**Task statement:** Find every line of the listing below where "وتعالى" appears, and copy it.

**Task data:**
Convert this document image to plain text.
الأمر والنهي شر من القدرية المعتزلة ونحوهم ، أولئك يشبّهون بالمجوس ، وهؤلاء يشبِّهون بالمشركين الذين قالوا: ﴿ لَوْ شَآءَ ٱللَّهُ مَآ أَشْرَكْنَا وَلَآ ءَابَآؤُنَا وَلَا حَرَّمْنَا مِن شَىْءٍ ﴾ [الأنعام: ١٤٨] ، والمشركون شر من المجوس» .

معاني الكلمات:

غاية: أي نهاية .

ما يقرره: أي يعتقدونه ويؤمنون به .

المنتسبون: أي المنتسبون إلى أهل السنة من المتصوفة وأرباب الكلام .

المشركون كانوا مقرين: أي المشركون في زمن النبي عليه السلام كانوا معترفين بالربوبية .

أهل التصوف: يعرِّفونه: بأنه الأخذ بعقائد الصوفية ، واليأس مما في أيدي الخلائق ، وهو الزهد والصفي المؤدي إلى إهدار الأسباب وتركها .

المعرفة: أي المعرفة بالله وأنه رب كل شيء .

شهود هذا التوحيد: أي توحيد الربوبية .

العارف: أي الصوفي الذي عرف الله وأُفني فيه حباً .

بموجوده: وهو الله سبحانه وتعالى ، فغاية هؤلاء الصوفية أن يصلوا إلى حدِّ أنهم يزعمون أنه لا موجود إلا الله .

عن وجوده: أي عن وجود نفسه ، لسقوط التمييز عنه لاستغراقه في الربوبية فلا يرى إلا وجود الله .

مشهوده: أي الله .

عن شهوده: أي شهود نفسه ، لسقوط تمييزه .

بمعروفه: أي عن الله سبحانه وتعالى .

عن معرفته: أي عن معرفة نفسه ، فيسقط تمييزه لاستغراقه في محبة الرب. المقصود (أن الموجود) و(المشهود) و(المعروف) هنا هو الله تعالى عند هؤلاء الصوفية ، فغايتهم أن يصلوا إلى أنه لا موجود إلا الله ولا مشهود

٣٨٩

**Task result:**
بموجوده: وهو الله سبحانه وتعالى ، فغاية هؤلاء الصوفية أن يصلوا إلى حدِّ أنهم يزعمون أنه لا موجود إلا الله .
بمعروفه: أي عن الله سبحانه وتعالى .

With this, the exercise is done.